WHAT IS ASKED: Find the lines of data that contain the string "JSON", then list them.

ENTRIES SHOWN:

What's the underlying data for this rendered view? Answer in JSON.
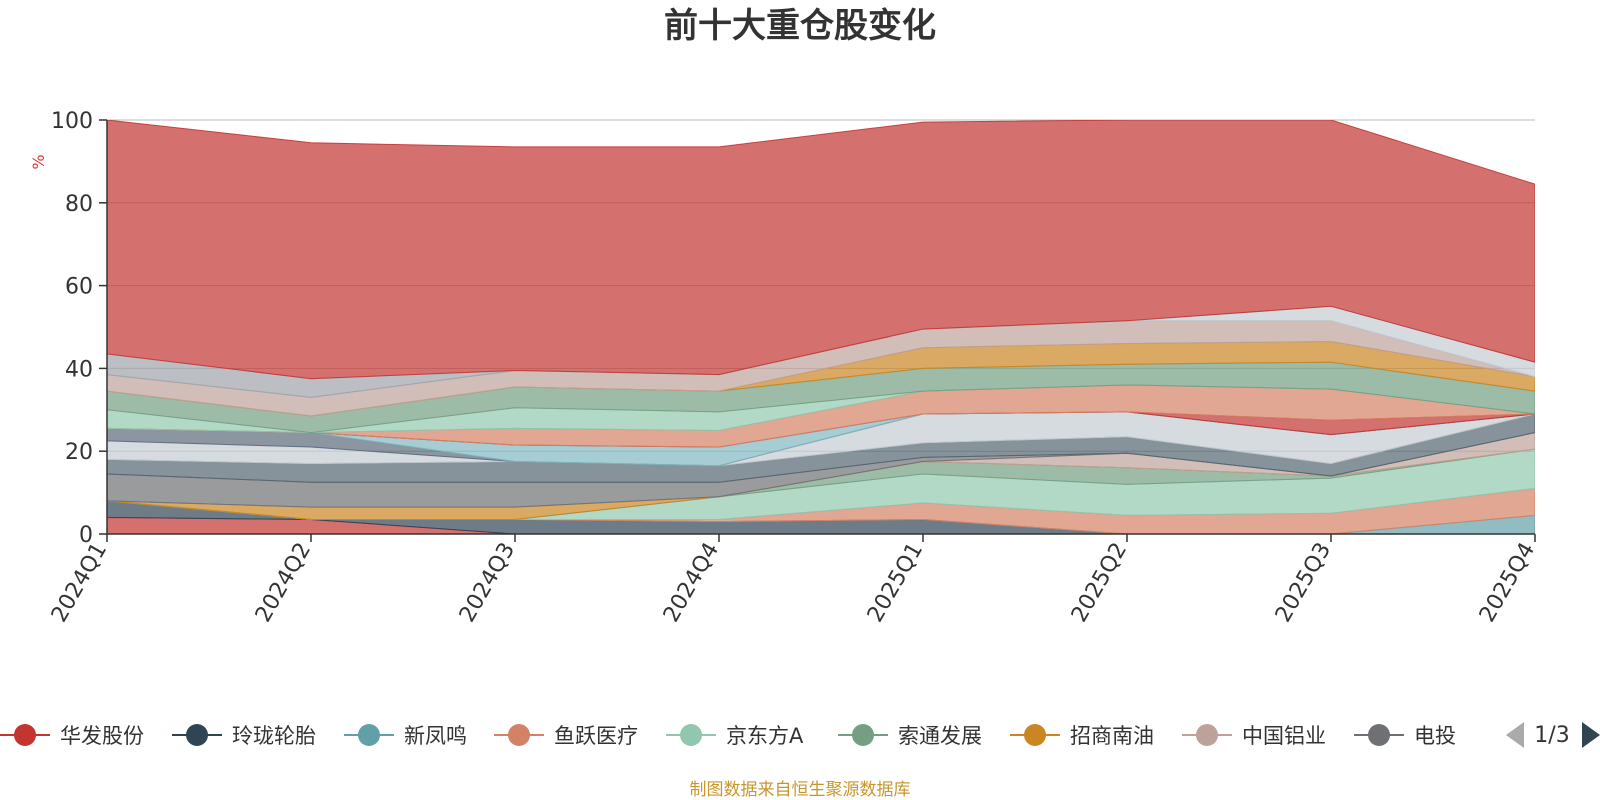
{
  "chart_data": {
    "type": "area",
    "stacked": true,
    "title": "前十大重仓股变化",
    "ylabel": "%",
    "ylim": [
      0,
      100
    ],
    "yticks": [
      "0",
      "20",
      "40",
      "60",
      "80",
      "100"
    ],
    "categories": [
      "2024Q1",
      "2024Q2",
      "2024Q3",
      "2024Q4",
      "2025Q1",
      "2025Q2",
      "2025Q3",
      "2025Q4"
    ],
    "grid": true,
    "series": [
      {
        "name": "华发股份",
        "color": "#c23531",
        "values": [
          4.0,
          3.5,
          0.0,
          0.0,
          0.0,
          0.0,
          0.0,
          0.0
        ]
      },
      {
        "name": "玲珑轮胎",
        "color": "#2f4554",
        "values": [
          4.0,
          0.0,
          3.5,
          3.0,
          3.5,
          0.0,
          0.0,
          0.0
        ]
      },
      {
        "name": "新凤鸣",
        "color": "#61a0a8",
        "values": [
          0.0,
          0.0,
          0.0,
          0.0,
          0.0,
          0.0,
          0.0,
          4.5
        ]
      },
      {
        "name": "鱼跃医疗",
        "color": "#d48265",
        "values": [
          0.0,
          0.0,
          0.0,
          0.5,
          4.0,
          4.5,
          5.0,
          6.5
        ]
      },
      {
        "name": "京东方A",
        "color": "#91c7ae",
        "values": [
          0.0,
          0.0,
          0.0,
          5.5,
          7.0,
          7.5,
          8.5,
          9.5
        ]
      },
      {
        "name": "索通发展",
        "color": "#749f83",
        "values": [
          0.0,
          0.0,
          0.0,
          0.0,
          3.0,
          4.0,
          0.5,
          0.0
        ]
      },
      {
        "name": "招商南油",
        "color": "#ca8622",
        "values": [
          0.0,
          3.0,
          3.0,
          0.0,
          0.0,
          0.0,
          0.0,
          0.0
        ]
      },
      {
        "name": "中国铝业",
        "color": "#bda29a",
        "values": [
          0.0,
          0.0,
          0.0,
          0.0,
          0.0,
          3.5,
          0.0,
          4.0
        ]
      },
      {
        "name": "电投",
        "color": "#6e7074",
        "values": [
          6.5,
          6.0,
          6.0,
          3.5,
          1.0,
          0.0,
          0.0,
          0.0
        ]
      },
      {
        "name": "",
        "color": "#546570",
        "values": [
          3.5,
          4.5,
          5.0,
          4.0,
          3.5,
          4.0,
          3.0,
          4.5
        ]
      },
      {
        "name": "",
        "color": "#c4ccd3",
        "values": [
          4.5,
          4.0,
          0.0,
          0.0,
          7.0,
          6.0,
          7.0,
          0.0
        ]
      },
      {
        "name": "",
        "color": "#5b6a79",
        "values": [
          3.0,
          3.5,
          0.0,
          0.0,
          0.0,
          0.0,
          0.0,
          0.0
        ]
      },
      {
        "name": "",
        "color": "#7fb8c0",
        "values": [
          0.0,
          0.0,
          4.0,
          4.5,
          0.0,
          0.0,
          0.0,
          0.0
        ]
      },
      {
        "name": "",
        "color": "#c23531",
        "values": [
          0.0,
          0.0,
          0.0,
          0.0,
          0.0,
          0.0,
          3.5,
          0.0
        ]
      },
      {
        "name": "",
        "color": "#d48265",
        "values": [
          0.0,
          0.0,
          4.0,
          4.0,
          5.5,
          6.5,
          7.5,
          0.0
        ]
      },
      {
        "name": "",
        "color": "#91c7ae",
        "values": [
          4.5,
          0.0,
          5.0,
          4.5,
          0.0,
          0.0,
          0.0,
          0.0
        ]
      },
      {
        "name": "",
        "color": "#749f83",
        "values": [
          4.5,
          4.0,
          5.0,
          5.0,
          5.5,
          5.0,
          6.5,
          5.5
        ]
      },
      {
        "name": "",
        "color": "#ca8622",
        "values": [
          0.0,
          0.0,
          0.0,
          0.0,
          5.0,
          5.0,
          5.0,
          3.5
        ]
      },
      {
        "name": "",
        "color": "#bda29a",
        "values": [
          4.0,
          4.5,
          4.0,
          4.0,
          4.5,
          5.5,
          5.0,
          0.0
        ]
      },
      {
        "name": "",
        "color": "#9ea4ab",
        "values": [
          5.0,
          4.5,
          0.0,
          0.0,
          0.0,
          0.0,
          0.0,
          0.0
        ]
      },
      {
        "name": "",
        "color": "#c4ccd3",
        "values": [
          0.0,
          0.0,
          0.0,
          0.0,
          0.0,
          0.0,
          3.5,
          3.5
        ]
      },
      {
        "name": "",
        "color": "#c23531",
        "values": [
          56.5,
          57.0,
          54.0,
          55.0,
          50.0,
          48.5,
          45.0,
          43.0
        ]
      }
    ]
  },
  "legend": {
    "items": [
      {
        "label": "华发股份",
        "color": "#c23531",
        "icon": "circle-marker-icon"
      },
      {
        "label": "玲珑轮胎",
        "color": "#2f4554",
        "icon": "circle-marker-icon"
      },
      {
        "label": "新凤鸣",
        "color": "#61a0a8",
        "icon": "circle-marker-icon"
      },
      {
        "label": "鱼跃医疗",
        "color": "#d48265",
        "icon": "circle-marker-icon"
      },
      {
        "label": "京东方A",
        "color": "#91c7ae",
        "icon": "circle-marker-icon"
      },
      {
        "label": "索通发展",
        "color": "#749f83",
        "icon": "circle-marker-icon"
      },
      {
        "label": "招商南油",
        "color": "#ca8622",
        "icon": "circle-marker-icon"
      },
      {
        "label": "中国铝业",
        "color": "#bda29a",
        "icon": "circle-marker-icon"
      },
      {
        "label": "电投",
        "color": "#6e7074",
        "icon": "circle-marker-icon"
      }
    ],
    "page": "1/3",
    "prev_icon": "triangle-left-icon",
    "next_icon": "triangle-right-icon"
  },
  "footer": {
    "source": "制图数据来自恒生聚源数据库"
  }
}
---
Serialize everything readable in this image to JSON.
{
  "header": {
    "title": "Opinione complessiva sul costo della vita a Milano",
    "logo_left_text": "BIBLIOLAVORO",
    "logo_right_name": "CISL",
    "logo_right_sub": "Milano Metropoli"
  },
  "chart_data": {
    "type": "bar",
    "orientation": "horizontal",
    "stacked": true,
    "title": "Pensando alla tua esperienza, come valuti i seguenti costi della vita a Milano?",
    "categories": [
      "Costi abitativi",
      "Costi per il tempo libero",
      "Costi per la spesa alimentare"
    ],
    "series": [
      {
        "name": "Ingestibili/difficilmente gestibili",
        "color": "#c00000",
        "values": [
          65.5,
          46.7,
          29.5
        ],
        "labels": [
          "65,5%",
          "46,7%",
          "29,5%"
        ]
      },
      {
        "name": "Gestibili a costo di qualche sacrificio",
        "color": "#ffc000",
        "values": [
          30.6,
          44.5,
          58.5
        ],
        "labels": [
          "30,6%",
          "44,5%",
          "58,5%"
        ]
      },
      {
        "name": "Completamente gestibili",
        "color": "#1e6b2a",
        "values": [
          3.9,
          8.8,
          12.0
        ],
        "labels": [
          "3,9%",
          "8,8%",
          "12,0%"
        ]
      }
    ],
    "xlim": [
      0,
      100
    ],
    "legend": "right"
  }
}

REPLY TO THE EXERCISE:
What's the underlying data for this rendered view? Answer in JSON.
Serialize everything readable in this image to JSON.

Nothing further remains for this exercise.